What you are asked to do> Without the pictures, set down every line of the data exactly.

Some records>

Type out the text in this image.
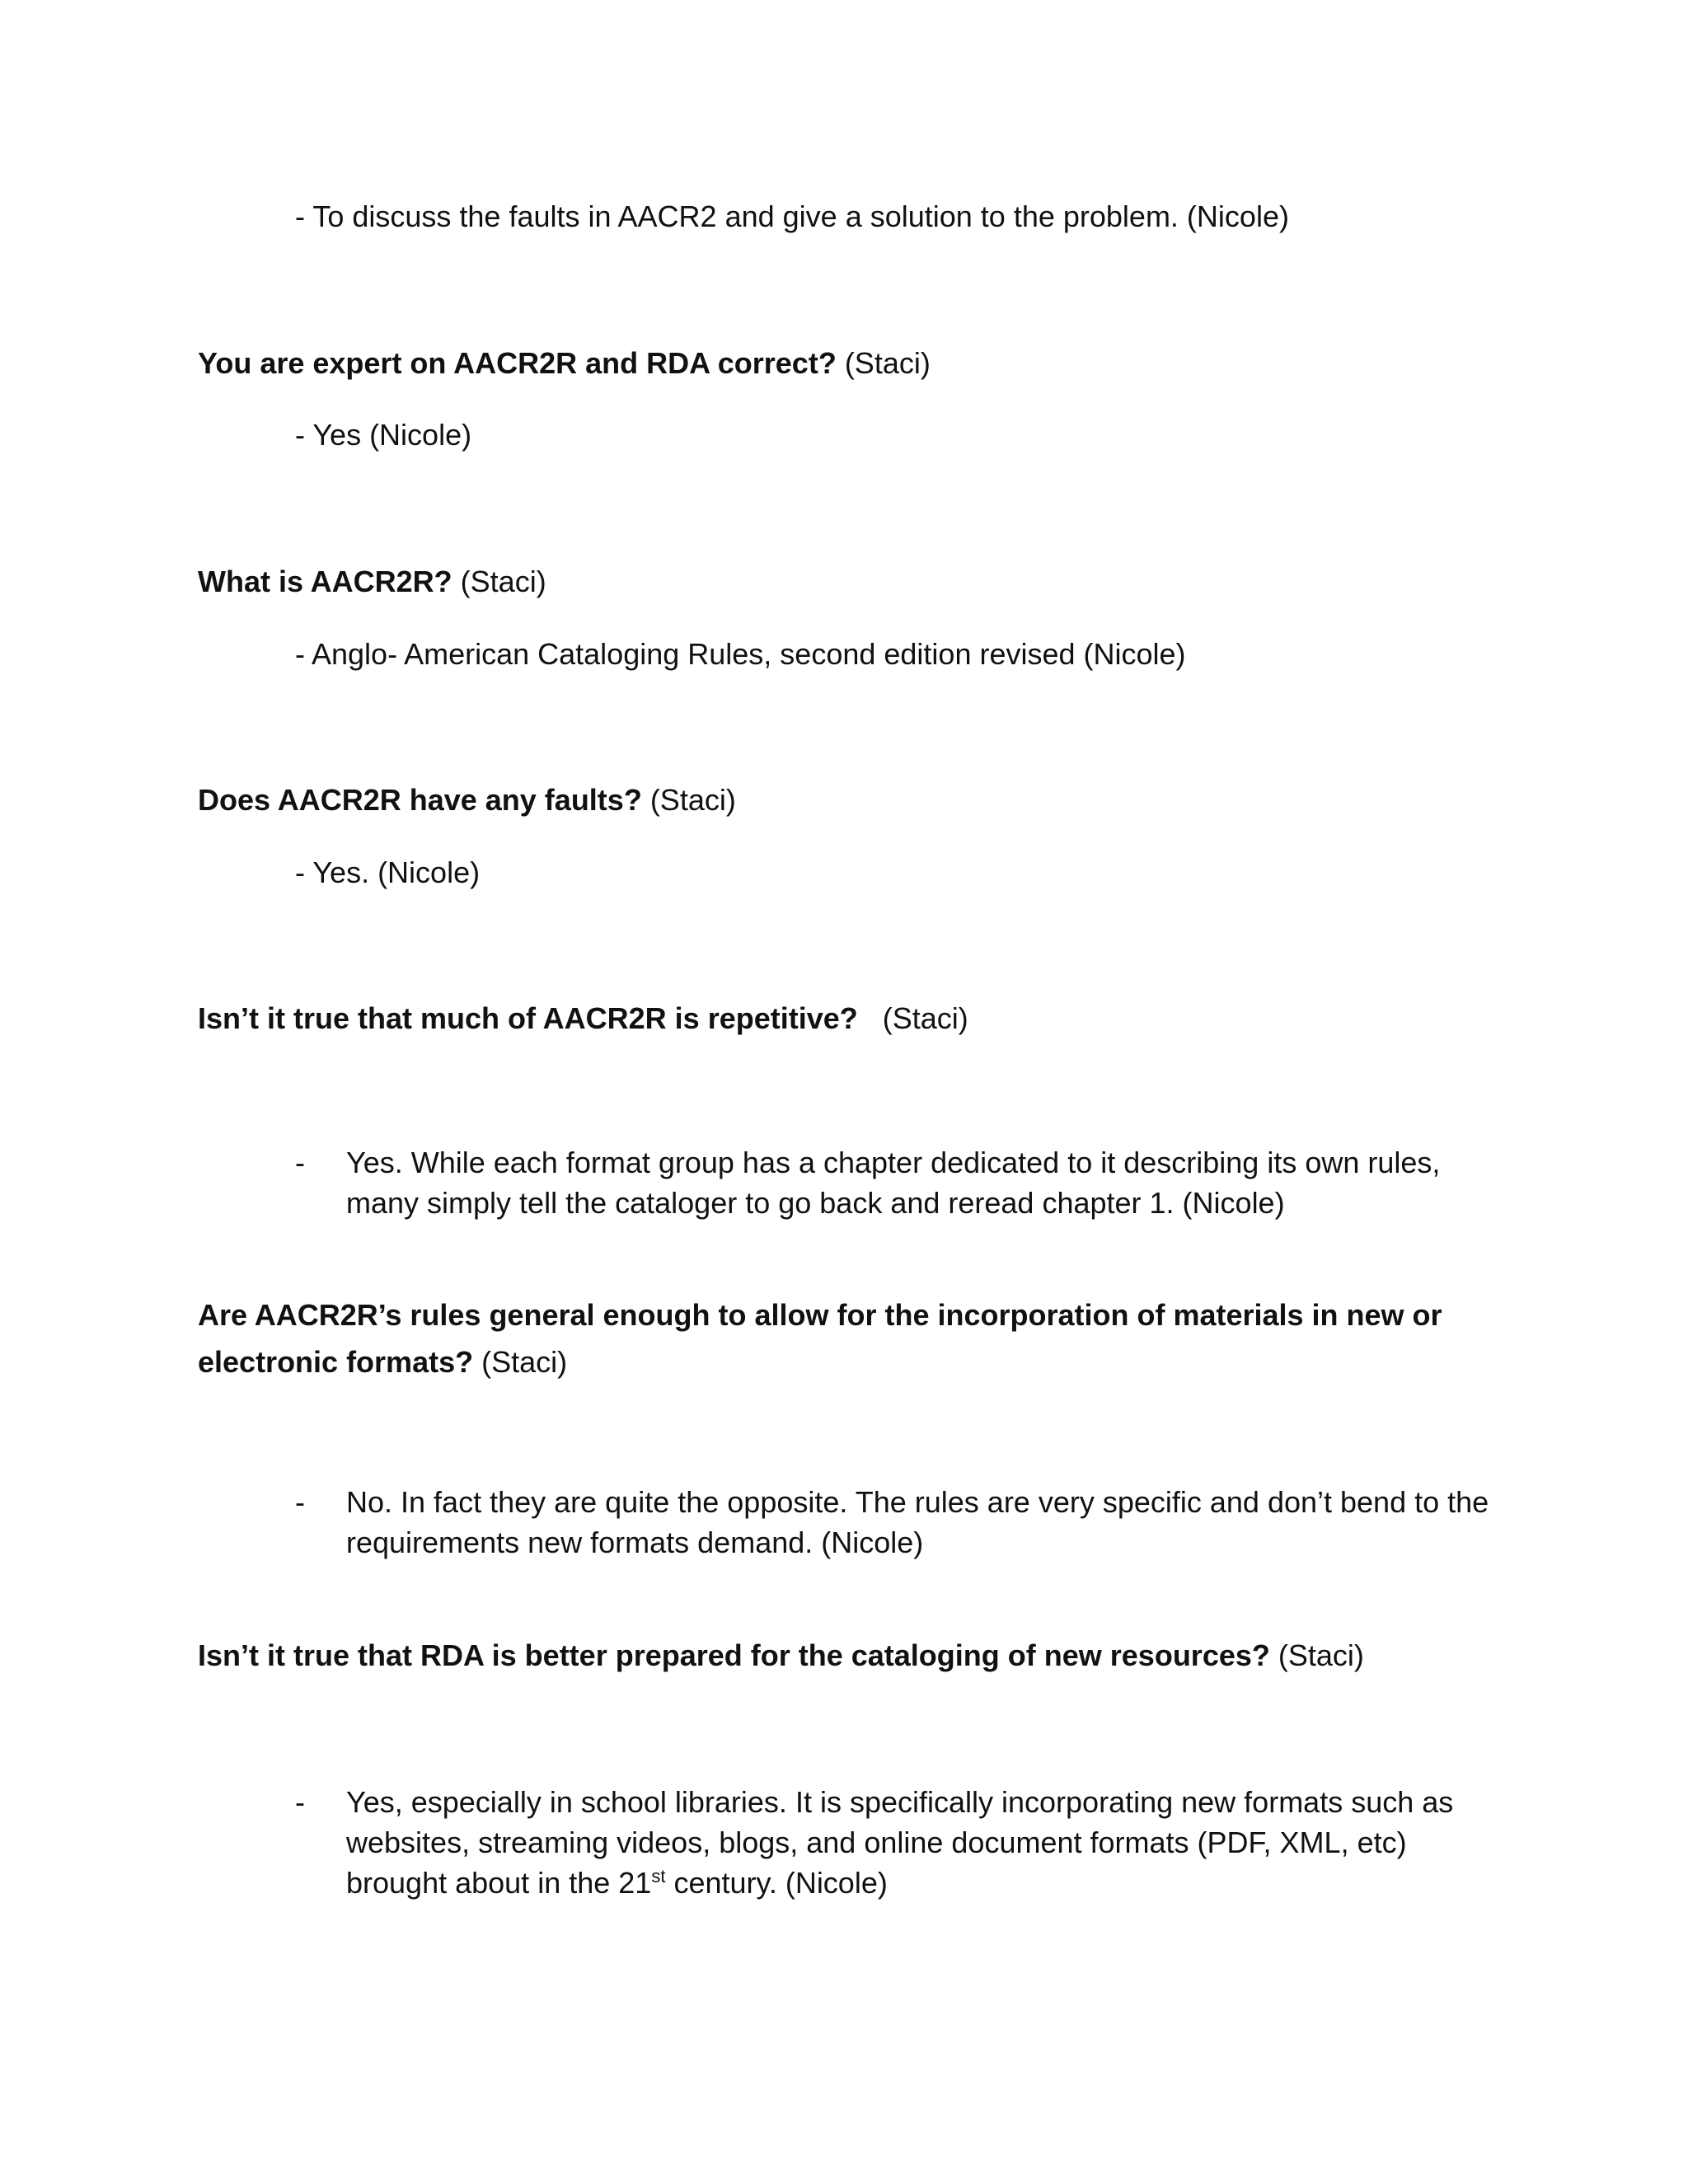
- To discuss the faults in AACR2 and give a solution to the problem. (Nicole)
You are expert on AACR2R and RDA correct? (Staci)
- Yes (Nicole)
What is AACR2R? (Staci)
- Anglo- American Cataloging Rules, second edition revised (Nicole)
Does AACR2R have any faults? (Staci)
- Yes. (Nicole)
Isn’t it true that much of AACR2R is repetitive?   (Staci)
- Yes. While each format group has a chapter dedicated to it describing its own rules, many simply tell the cataloger to go back and reread chapter 1. (Nicole)
Are AACR2R’s rules general enough to allow for the incorporation of materials in new or electronic formats? (Staci)
- No. In fact they are quite the opposite. The rules are very specific and don’t bend to the requirements new formats demand. (Nicole)
Isn’t it true that RDA is better prepared for the cataloging of new resources? (Staci)
- Yes, especially in school libraries. It is specifically incorporating new formats such as websites, streaming videos, blogs, and online document formats (PDF, XML, etc) brought about in the 21st century. (Nicole)
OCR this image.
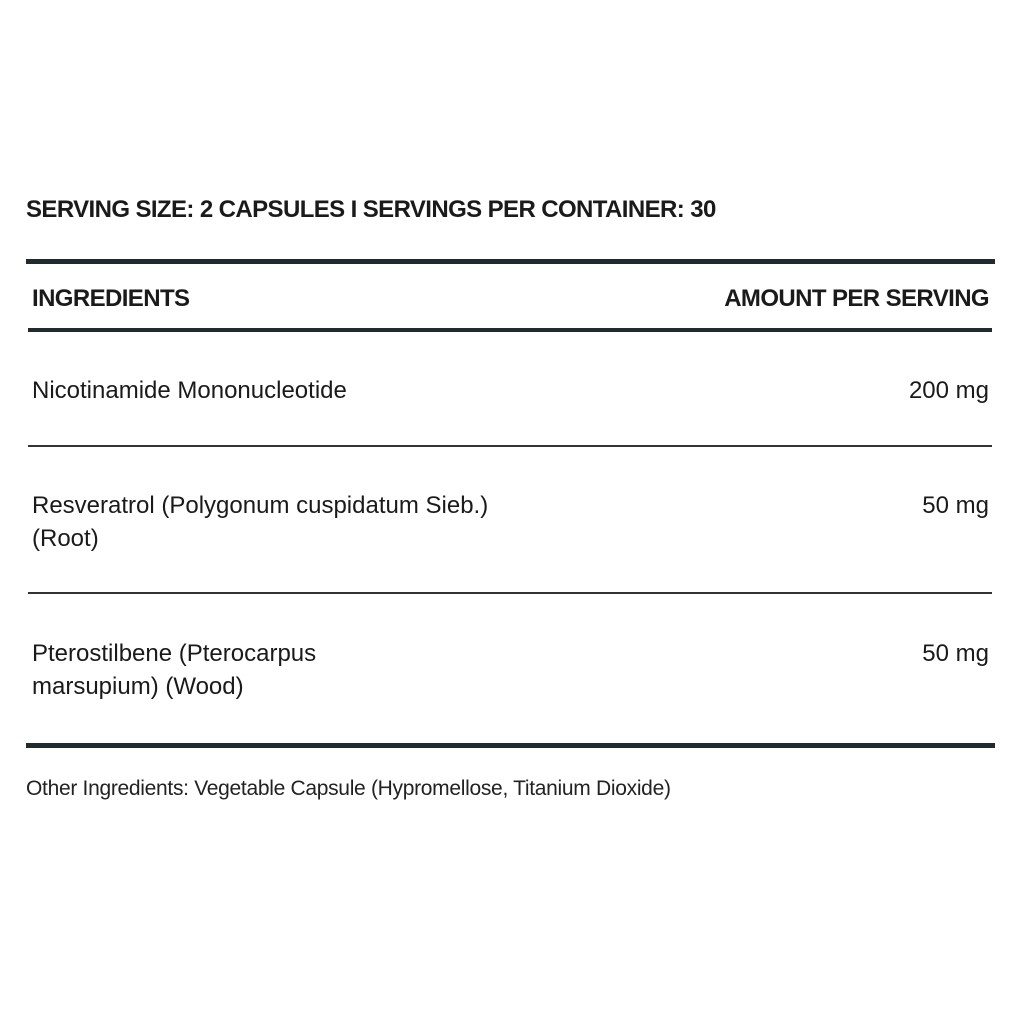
SERVING SIZE: 2 CAPSULES I SERVINGS PER CONTAINER: 30
INGREDIENTS	AMOUNT PER SERVING
Nicotinamide Mononucleotide	200 mg
Resveratrol (Polygonum cuspidatum Sieb.) (Root)
50 mg
Pterostilbene (Pterocarpus marsupium) (Wood)
50 mg
Other Ingredients: Vegetable Capsule (Hypromellose, Titanium Dioxide)
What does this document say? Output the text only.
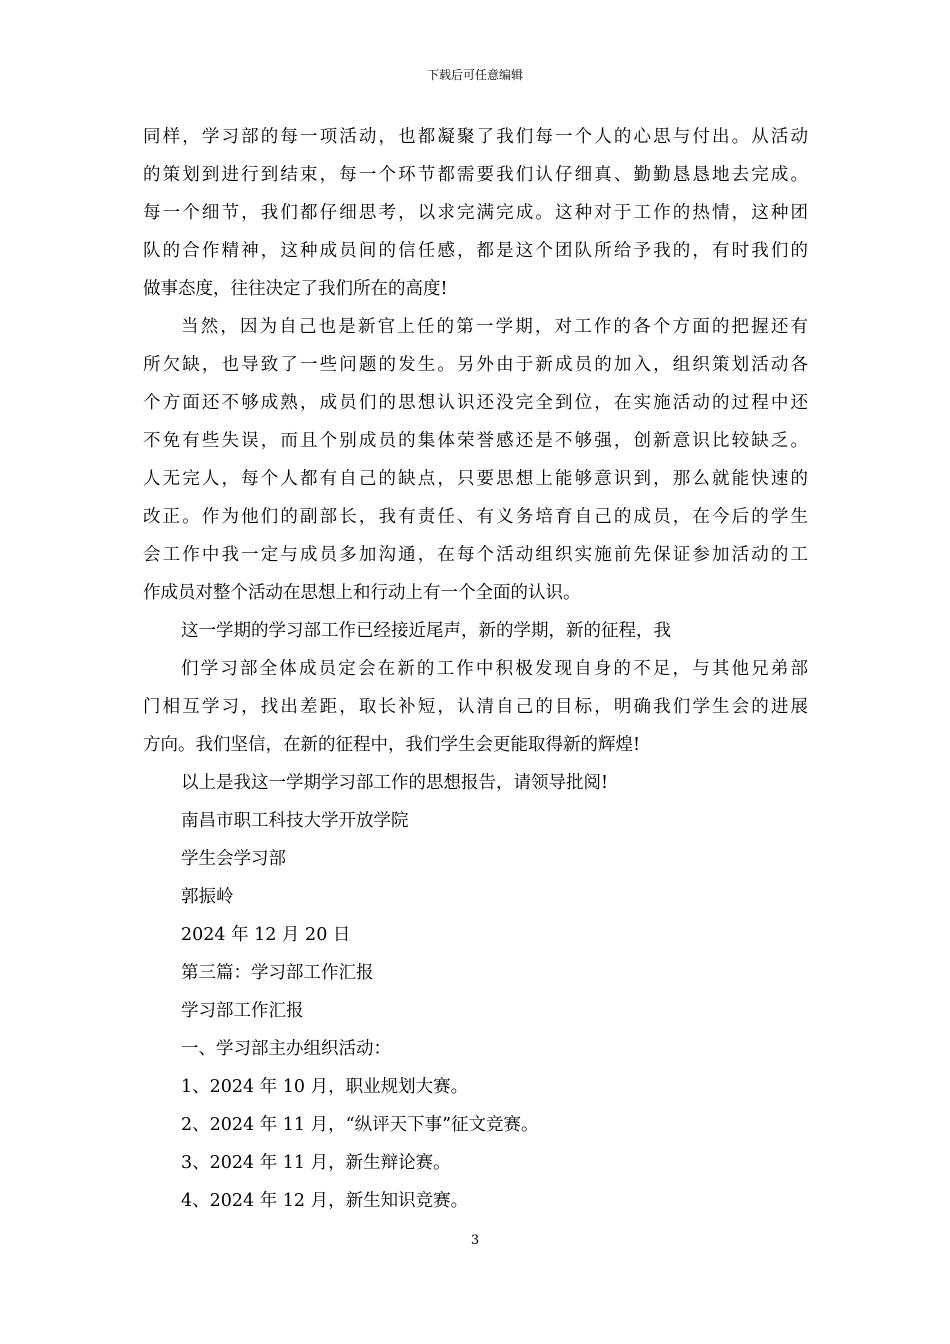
下载后可任意编辑
同样，学习部的每一项活动，也都凝聚了我们每一个人的心思与付出。从活动
的策划到进行到结束，每一个环节都需要我们认仔细真、勤勤恳恳地去完成。
每一个细节，我们都仔细思考，以求完满完成。这种对于工作的热情，这种团
队的合作精神，这种成员间的信任感，都是这个团队所给予我的，有时我们的
做事态度，往往决定了我们所在的高度!
当然，因为自己也是新官上任的第一学期，对工作的各个方面的把握还有
所欠缺，也导致了一些问题的发生。另外由于新成员的加入，组织策划活动各
个方面还不够成熟，成员们的思想认识还没完全到位，在实施活动的过程中还
不免有些失误，而且个别成员的集体荣誉感还是不够强，创新意识比较缺乏。
人无完人，每个人都有自己的缺点，只要思想上能够意识到，那么就能快速的
改正。作为他们的副部长，我有责任、有义务培育自己的成员，在今后的学生
会工作中我一定与成员多加沟通，在每个活动组织实施前先保证参加活动的工
作成员对整个活动在思想上和行动上有一个全面的认识。
这一学期的学习部工作已经接近尾声，新的学期，新的征程，我
们学习部全体成员定会在新的工作中积极发现自身的不足，与其他兄弟部
门相互学习，找出差距，取长补短，认清自己的目标，明确我们学生会的进展
方向。我们坚信，在新的征程中，我们学生会更能取得新的辉煌!
以上是我这一学期学习部工作的思想报告，请领导批阅!
南昌市职工科技大学开放学院
学生会学习部
郭振岭
2024 年 12 月 20 日
第三篇：学习部工作汇报
学习部工作汇报
一、学习部主办组织活动：
1、2024 年 10 月，职业规划大赛。
2、2024 年 11 月，“纵评天下事”征文竞赛。
3、2024 年 11 月，新生辩论赛。
4、2024 年 12 月，新生知识竞赛。
3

Problem solution>
Type out the text in this image.
- To discuss the faults in AACR2 and give a solution to the problem. (Nicole)
You are expert on AACR2R and RDA correct? (Staci)
- Yes (Nicole)
What is AACR2R? (Staci)
- Anglo- American Cataloging Rules, second edition revised (Nicole)
Does AACR2R have any faults? (Staci)
- Yes. (Nicole)
Isn’t it true that much of AACR2R is repetitive?   (Staci)
- Yes. While each format group has a chapter dedicated to it describing its own rules, many simply tell the cataloger to go back and reread chapter 1. (Nicole)
Are AACR2R’s rules general enough to allow for the incorporation of materials in new or electronic formats? (Staci)
- No. In fact they are quite the opposite. The rules are very specific and don’t bend to the requirements new formats demand. (Nicole)
Isn’t it true that RDA is better prepared for the cataloging of new resources? (Staci)
- Yes, especially in school libraries. It is specifically incorporating new formats such as websites, streaming videos, blogs, and online document formats (PDF, XML, etc) brought about in the 21st century. (Nicole)
OCR this image.
SERVING SIZE: 2 CAPSULES I SERVINGS PER CONTAINER: 30
INGREDIENTS	AMOUNT PER SERVING
Nicotinamide Mononucleotide	200 mg
Resveratrol (Polygonum cuspidatum Sieb.) (Root)
50 mg
Pterostilbene (Pterocarpus marsupium) (Wood)
50 mg
Other Ingredients: Vegetable Capsule (Hypromellose, Titanium Dioxide)
What does this document say? Output the text only.
下载后可任意编辑
同样，学习部的每一项活动，也都凝聚了我们每一个人的心思与付出。从活动
的策划到进行到结束，每一个环节都需要我们认仔细真、勤勤恳恳地去完成。
每一个细节，我们都仔细思考，以求完满完成。这种对于工作的热情，这种团
队的合作精神，这种成员间的信任感，都是这个团队所给予我的，有时我们的
做事态度，往往决定了我们所在的高度!
当然，因为自己也是新官上任的第一学期，对工作的各个方面的把握还有
所欠缺，也导致了一些问题的发生。另外由于新成员的加入，组织策划活动各
个方面还不够成熟，成员们的思想认识还没完全到位，在实施活动的过程中还
不免有些失误，而且个别成员的集体荣誉感还是不够强，创新意识比较缺乏。
人无完人，每个人都有自己的缺点，只要思想上能够意识到，那么就能快速的
改正。作为他们的副部长，我有责任、有义务培育自己的成员，在今后的学生
会工作中我一定与成员多加沟通，在每个活动组织实施前先保证参加活动的工
作成员对整个活动在思想上和行动上有一个全面的认识。
这一学期的学习部工作已经接近尾声，新的学期，新的征程，我
们学习部全体成员定会在新的工作中积极发现自身的不足，与其他兄弟部
门相互学习，找出差距，取长补短，认清自己的目标，明确我们学生会的进展
方向。我们坚信，在新的征程中，我们学生会更能取得新的辉煌!
以上是我这一学期学习部工作的思想报告，请领导批阅!
南昌市职工科技大学开放学院
学生会学习部
郭振岭
2024 年 12 月 20 日
第三篇：学习部工作汇报
学习部工作汇报
一、学习部主办组织活动：
1、2024 年 10 月，职业规划大赛。
2、2024 年 11 月，“纵评天下事”征文竞赛。
3、2024 年 11 月，新生辩论赛。
4、2024 年 12 月，新生知识竞赛。
3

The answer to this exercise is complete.